(Entries with figure data)
* START *

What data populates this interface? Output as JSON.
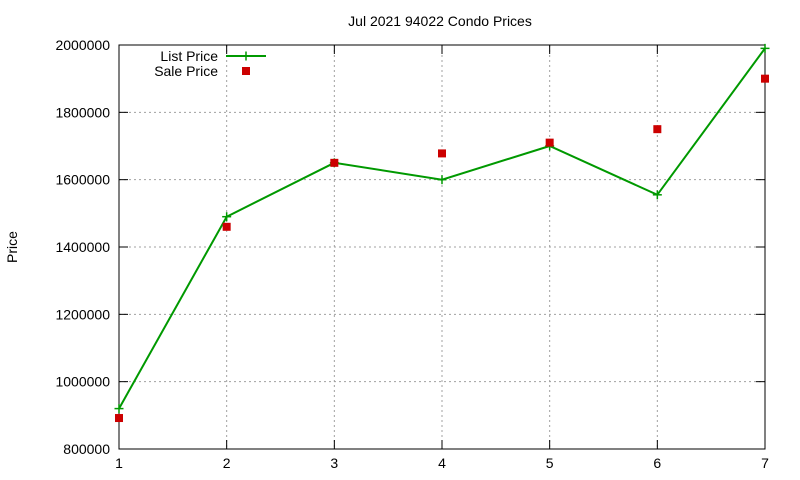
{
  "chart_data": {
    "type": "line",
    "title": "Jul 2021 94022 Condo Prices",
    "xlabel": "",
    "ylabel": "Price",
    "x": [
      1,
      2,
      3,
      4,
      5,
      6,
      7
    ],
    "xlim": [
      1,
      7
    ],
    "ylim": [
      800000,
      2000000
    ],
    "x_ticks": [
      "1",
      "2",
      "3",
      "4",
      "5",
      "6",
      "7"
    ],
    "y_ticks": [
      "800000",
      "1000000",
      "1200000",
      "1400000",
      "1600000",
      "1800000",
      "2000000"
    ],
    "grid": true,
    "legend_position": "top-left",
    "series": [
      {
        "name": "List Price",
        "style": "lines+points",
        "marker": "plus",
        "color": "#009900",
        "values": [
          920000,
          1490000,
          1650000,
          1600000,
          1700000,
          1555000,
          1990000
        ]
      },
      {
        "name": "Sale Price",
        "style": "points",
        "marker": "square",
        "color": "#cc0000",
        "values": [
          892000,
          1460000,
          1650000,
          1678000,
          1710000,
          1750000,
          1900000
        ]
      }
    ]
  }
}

* END *
* START *

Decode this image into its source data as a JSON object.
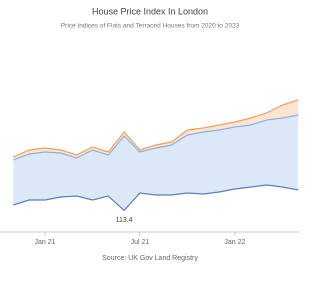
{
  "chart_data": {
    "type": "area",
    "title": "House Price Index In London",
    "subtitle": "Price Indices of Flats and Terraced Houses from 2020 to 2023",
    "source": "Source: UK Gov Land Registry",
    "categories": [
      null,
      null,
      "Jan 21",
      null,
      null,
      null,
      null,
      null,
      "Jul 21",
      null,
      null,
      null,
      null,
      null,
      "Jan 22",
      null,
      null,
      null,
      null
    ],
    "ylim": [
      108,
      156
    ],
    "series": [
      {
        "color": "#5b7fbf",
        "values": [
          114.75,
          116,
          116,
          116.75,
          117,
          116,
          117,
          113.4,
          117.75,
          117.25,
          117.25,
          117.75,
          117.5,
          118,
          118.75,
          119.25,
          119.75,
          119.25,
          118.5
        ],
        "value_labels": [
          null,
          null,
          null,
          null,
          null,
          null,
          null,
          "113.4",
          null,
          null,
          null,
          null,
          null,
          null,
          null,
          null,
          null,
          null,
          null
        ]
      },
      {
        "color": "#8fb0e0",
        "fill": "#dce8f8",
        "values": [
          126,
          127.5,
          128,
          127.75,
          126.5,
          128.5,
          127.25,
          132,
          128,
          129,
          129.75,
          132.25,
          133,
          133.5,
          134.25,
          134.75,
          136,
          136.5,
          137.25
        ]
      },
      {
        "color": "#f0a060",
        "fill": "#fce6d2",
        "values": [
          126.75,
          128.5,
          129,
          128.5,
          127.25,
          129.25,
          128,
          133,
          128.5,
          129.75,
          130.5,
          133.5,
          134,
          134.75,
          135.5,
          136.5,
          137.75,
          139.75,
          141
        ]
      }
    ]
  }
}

* END *
* START *

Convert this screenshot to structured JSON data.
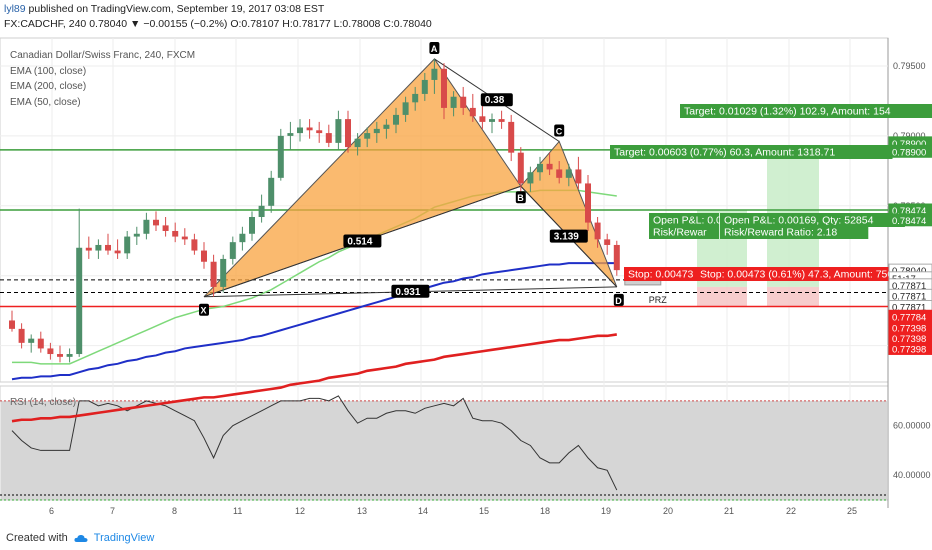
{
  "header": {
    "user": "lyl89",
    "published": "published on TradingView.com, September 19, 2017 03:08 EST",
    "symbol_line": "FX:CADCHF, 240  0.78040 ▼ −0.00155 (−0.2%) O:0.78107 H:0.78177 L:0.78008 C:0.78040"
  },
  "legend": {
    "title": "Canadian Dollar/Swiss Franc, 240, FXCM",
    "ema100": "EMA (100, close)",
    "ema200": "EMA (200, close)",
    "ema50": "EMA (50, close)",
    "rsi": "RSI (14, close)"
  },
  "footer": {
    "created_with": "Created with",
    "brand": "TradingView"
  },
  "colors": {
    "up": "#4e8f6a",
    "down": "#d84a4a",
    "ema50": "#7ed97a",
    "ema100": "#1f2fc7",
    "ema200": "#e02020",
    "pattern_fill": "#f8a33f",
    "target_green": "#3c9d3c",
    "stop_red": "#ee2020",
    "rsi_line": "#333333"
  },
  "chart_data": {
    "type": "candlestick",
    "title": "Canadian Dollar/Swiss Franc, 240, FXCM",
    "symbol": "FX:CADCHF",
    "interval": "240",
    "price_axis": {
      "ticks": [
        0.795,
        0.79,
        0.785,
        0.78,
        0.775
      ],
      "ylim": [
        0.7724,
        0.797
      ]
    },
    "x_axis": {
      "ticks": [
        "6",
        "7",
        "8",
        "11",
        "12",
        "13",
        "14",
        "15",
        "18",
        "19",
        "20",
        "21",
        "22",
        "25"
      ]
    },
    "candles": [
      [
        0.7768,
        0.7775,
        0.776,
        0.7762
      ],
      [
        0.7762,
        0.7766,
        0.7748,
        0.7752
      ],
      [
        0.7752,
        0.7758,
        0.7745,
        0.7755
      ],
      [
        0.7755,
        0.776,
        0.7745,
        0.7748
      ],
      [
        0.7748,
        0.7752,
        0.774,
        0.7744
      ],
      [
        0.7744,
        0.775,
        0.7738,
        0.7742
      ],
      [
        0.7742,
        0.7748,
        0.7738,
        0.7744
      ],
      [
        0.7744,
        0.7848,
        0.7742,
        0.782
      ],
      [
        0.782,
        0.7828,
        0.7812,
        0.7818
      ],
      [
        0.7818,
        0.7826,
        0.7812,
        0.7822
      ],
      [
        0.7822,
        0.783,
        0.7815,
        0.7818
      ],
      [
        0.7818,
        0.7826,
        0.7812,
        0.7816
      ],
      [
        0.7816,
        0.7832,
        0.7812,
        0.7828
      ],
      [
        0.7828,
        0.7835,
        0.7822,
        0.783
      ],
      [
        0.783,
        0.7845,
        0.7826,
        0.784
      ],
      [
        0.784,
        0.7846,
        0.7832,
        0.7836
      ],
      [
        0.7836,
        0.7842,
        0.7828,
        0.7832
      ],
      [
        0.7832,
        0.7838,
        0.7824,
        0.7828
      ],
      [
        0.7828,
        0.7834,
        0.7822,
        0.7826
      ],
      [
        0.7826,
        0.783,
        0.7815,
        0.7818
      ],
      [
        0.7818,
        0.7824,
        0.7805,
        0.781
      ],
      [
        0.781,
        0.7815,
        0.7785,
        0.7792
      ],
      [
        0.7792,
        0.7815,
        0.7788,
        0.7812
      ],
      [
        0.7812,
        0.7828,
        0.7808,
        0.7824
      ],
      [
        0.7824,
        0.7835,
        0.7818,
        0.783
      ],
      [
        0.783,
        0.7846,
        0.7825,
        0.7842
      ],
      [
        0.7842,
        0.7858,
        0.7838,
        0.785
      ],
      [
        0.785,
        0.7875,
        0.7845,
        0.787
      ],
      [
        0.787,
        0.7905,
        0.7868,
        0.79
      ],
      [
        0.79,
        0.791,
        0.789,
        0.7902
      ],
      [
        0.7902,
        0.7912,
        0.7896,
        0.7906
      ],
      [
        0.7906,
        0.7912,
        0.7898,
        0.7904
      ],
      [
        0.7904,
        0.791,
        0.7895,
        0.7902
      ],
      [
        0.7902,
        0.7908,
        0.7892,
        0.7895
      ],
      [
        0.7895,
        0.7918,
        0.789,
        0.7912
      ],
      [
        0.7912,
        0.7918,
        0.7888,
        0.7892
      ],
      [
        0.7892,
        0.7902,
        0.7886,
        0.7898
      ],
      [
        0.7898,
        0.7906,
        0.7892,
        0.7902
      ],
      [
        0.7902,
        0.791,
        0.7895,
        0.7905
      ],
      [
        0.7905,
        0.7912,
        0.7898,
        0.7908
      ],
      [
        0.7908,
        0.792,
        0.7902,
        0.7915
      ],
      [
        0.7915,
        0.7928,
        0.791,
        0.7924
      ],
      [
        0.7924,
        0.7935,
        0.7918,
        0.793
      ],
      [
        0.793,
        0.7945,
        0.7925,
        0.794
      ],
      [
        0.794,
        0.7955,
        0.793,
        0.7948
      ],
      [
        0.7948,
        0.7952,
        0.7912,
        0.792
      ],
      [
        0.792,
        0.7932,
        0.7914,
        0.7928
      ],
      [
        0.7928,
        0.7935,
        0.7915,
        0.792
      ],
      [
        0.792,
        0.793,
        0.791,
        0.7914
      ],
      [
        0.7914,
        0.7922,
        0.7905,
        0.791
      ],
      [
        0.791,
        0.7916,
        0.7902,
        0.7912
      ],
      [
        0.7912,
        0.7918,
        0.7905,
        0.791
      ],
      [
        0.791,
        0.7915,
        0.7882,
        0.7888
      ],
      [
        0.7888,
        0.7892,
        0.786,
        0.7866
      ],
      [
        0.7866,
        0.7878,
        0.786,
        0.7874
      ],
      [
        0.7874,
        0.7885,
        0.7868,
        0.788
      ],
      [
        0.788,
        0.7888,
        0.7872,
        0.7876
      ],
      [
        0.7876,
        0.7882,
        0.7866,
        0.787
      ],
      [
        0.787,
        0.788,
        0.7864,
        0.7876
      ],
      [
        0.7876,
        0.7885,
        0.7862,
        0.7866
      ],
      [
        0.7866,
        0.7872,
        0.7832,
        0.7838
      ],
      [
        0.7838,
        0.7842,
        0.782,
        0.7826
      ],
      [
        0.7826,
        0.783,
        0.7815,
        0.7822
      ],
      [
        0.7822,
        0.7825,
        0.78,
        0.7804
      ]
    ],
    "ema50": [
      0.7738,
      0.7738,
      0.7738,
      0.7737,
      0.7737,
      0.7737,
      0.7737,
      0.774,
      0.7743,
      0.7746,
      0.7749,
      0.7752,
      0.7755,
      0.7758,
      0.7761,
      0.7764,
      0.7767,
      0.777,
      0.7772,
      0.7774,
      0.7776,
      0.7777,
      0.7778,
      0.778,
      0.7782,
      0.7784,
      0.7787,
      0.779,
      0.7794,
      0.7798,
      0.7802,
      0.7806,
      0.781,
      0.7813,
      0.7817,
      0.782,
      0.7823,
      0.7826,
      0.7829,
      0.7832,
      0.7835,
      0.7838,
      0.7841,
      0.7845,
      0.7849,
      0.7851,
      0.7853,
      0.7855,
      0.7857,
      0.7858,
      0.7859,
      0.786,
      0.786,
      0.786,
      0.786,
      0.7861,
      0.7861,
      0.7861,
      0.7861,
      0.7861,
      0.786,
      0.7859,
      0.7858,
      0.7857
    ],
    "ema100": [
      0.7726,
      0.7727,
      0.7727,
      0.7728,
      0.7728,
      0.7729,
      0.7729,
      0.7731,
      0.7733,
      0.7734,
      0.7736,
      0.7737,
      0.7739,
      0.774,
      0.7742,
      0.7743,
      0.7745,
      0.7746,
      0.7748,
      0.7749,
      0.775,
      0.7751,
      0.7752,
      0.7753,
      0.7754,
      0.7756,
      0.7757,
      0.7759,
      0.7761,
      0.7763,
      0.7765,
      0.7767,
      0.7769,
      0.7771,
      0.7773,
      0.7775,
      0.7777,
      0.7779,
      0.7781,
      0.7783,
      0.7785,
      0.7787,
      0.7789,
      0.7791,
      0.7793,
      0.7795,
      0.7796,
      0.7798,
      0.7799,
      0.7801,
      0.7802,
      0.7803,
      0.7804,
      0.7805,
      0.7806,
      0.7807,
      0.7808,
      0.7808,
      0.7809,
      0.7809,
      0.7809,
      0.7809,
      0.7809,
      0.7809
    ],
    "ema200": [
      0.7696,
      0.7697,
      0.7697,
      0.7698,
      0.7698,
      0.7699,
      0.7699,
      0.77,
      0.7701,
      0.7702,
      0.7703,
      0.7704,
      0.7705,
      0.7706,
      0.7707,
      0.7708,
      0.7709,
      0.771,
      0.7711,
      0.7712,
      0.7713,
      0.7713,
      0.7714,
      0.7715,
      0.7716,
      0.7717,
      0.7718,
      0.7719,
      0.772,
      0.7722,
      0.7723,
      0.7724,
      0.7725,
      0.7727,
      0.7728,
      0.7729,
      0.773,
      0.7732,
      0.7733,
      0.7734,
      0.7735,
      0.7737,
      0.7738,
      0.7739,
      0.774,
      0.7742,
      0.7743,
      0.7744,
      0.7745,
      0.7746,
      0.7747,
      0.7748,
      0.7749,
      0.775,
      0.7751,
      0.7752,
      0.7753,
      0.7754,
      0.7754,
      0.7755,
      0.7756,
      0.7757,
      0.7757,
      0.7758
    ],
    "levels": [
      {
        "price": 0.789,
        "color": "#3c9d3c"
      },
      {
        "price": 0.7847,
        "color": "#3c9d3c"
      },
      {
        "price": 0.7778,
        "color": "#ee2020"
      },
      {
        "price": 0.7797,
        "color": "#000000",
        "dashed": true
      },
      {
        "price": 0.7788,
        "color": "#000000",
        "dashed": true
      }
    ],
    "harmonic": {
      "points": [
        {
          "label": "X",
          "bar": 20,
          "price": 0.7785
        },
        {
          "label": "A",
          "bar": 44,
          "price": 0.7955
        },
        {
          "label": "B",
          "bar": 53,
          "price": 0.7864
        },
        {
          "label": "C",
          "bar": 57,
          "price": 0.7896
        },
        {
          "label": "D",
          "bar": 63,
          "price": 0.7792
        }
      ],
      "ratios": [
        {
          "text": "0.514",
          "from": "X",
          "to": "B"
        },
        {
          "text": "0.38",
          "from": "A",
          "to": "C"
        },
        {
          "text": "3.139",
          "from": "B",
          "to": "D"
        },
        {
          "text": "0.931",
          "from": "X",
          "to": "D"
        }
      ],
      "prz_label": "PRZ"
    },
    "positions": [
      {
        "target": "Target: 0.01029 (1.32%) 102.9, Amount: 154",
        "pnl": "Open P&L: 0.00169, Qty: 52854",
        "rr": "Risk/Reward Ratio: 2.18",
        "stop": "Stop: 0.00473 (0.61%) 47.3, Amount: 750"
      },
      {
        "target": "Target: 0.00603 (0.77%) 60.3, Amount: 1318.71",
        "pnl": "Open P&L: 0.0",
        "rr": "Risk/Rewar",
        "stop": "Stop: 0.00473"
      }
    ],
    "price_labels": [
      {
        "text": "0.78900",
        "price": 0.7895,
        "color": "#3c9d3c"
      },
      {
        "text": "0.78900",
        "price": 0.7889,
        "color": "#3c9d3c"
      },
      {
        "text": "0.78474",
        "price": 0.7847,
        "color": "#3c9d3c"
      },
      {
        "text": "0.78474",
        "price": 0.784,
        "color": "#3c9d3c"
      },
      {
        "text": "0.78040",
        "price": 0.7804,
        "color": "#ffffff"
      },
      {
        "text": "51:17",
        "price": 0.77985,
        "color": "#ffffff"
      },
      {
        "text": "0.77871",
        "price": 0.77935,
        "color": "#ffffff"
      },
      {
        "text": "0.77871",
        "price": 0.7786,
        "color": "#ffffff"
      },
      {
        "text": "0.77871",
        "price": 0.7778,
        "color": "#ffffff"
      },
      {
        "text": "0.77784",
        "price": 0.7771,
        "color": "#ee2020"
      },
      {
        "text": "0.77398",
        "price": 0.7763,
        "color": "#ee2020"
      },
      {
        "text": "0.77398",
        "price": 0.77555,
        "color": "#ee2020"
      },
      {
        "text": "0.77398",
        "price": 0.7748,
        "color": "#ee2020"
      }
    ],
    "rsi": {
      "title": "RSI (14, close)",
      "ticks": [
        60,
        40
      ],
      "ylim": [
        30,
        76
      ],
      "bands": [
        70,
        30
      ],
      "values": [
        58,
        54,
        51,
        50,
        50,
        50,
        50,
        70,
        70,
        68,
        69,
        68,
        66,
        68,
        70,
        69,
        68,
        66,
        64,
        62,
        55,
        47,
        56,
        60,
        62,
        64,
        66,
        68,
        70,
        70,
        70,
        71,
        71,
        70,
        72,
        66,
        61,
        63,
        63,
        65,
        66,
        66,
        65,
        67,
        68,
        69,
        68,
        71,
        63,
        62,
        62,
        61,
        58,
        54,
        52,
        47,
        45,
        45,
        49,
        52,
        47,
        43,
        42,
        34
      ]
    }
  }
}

* END *

Gather up the lines that contain the word "close".

    "ema100": "EMA (100, close)",
    "ema200": "EMA (200, close)",
    "ema50": "EMA (50, close)",
    "rsi": "RSI (14, close)"
      "title": "RSI (14, close)",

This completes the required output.